Source passage:
....................

Hurricane Irene track
Just what you want to see on your computer screen on a monday morning, your course is in the cone of death. That’s right a hurricane might be headed your way. After a look at the computer models and a peak at the ocean water temps map, you have to start to make some decisions. Living in South Florida, you have to become some what of a meteorologist and keep your day job as a golf course superintendent. I have gone through at least five major hurricanes and over a dozen tropical storms in the last eighteen years. I have put together a plan and procedure booklet that lays out what to do to protect the course and employees while a hurricane is headed your way.
High ocean water temps feed hurricanes
Phase 1 – Hurricane Watch means a disturbance is approximately 24 hours away. This is used with the understanding that hurricanes are quite unpredictable and forward movement can drastically change.
– The superintendent must commence the collection and place indoors all lose objects such as trash cans, benches, flags, tee markers, etc.

....................

Supplied information:
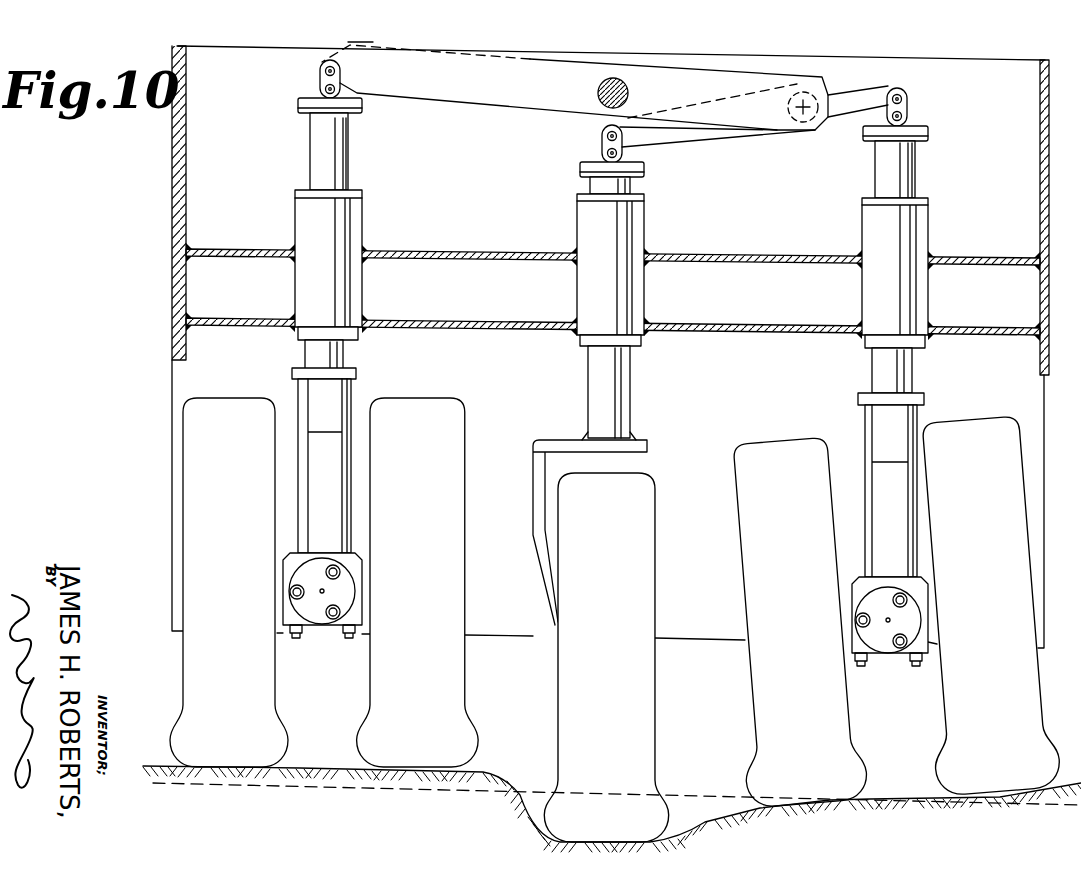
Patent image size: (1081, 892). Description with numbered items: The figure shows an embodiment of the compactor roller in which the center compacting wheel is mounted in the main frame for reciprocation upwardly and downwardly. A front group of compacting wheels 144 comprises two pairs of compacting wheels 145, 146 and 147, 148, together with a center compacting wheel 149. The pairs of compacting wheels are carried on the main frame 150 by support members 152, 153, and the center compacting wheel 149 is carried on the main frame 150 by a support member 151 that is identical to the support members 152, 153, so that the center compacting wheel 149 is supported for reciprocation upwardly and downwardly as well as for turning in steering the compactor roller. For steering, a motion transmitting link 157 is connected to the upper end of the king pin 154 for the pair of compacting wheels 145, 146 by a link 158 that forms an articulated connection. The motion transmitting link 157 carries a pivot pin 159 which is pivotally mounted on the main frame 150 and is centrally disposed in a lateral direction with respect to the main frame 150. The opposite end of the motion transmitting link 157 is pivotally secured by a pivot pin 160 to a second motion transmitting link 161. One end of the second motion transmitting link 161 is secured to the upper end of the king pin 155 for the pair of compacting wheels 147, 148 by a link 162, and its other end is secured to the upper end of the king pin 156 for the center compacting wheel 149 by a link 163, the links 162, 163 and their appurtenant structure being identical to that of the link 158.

The front group of compacting wheels 144 is at (176, 466).
The compacting wheel 145 is at (222, 420).
The compacting wheel 146 is at (412, 418).
The compacting wheel 147 is at (781, 447).
The compacting wheel 148 is at (975, 432).
The center compacting wheel 149 is at (645, 502).
The main frame 150 is at (176, 184).
The support member 151 is at (632, 293).
The support member 152 is at (352, 292).
The support member 153 is at (918, 298).
The king pin 154 is at (316, 145).
The king pin 155 is at (918, 172).
The king pin 156 is at (592, 185).
The motion transmitting link 157 is at (442, 95).
The link 158 is at (320, 77).
The pivot pin 159 is at (600, 92).
The pivot pin 160 is at (805, 118).
The second motion transmitting link 161 is at (688, 133).
The link 162 is at (908, 102).
The link 163 is at (602, 140).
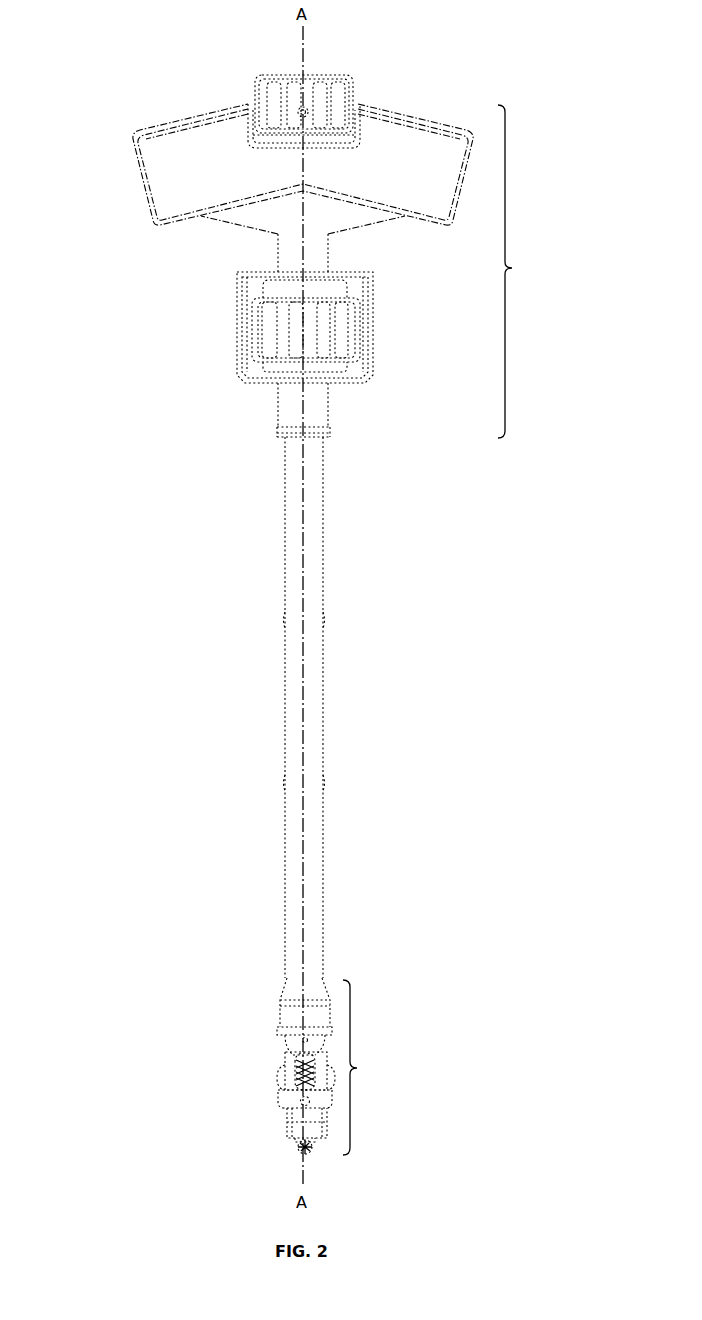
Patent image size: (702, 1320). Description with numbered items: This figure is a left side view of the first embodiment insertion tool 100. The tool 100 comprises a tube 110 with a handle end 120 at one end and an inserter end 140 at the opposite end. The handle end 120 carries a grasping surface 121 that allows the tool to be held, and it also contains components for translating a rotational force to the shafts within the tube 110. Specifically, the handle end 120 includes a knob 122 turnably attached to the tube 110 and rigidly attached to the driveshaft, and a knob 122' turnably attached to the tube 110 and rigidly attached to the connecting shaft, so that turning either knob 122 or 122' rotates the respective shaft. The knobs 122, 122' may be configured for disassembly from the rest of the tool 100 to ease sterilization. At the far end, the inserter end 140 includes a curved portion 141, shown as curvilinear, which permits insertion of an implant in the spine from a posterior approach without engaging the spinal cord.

The insertion tool 100 is at (392, 601).
The tube 110 is at (323, 757).
The handle end 120 is at (415, 271).
The grasping surface 121 is at (140, 170).
The knob 122 is at (270, 327).
The knob 122' is at (274, 90).
The inserter end 140 is at (338, 1066).
The curved portion 141 is at (298, 1084).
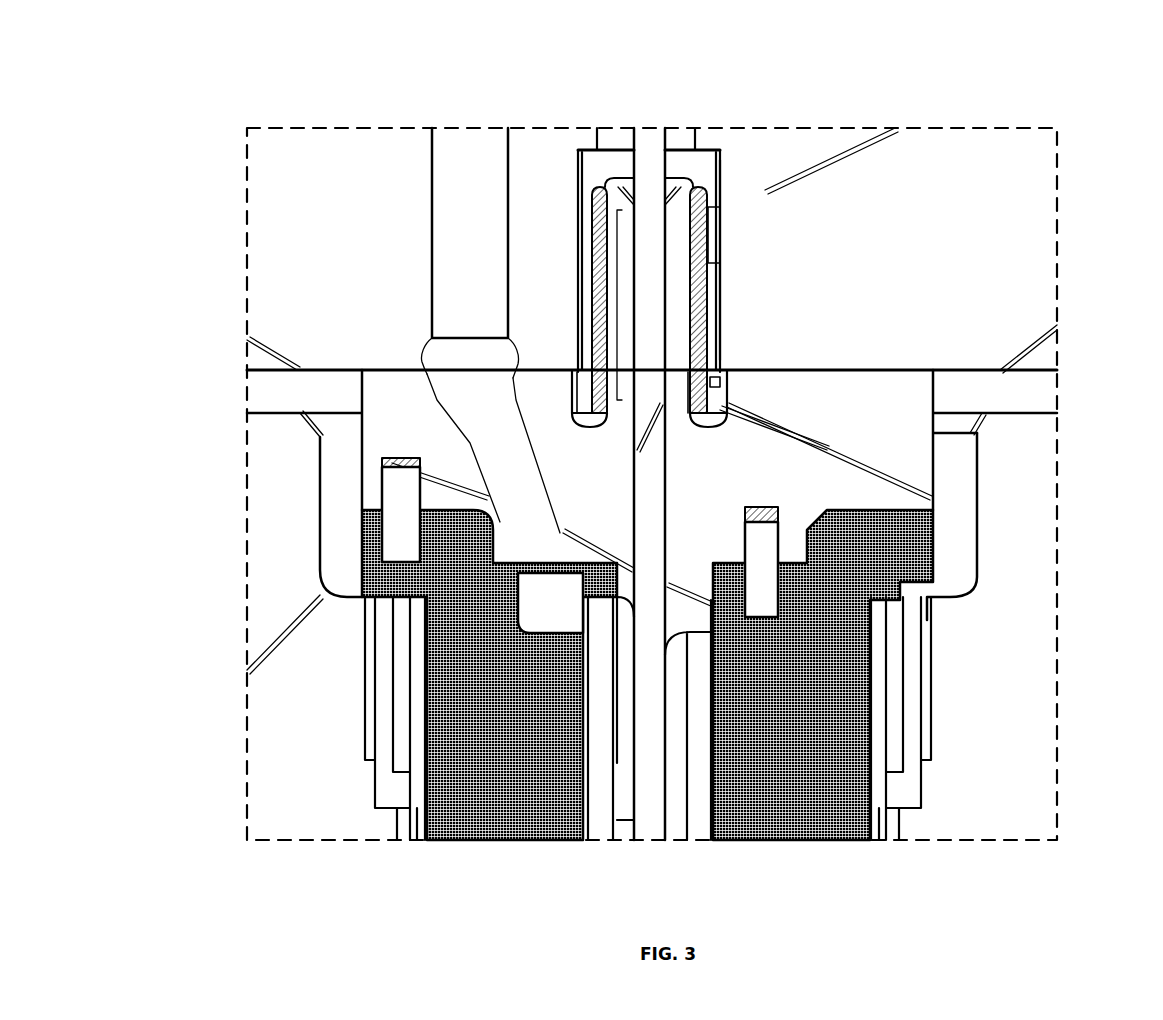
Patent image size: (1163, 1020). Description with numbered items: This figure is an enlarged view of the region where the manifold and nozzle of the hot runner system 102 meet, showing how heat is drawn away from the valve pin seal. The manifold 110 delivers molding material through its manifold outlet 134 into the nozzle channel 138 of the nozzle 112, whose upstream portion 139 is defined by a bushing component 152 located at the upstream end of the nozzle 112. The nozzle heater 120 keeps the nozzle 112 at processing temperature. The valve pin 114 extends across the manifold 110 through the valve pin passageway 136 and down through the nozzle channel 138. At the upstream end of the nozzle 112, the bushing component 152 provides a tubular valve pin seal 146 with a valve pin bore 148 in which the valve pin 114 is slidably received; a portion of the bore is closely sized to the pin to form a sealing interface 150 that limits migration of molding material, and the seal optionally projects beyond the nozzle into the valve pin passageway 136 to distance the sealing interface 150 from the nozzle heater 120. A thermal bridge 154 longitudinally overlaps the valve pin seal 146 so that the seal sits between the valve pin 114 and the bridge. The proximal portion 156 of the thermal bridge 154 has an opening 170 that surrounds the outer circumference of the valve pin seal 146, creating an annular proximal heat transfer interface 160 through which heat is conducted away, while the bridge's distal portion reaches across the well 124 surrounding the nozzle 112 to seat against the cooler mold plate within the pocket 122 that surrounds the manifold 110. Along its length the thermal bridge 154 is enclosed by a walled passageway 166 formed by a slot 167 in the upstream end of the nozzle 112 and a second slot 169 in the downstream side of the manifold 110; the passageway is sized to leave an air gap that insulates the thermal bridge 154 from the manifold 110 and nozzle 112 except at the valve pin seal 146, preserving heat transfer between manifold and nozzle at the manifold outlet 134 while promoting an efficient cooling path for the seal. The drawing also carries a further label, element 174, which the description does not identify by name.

....................

What you need to do:
1. Set down, word for word, the portion of the hurricane preparation text that runs from "Hurricane Irene track" down to "is headed your way.".
2. Output as a JSON list of strings every line of the listing from the line containing "Patent image size: (702, 1320)." down to the line containing "The handle end 120 is at (415, 271).", both ends included, with one string per line and blank lines omitted.

Per-task outputs:
1.
Hurricane Irene track
Just what you want to see on your computer screen on a monday morning, your course is in the cone of death. That’s right a hurricane might be headed your way. After a look at the computer models and a peak at the ocean water temps map, you have to start to make some decisions. Living in South Florida, you have to become some what of a meteorologist and keep your day job as a golf course superintendent. I have gone through at least five major hurricanes and over a dozen tropical storms in the last eighteen years. I have put together a plan and procedure booklet that lays out what to do to protect the course and employees while a hurricane is headed your way.

2.
[
  "Patent image size: (702, 1320). Description with numbered items: This figure is a left side view of the first embodiment insertion tool 100. The tool 100 comprises a tube 110 with a handle end 120 at one end and an inserter end 140 at the opposite end. The handle end 120 carries a grasping surface 121 that allows the tool to be held, and it also contains components for translating a rotational force to the shafts within the tube 110. Specifically, the handle end 120 includes a knob 122 turnably attached to the tube 110 and rigidly attached to the driveshaft, and a knob 122' turnably attached to the tube 110 and rigidly attached to the connecting shaft, so that turning either knob 122 or 122' rotates the respective shaft. The knobs 122, 122' may be configured for disassembly from the rest of the tool 100 to ease sterilization. At the far end, the inserter end 140 includes a curved portion 141, shown as curvilinear, which permits insertion of an implant in the spine from a posterior approach without engaging the spinal cord.",
  "The insertion tool 100 is at (392, 601).",
  "The tube 110 is at (323, 757).",
  "The handle end 120 is at (415, 271)."
]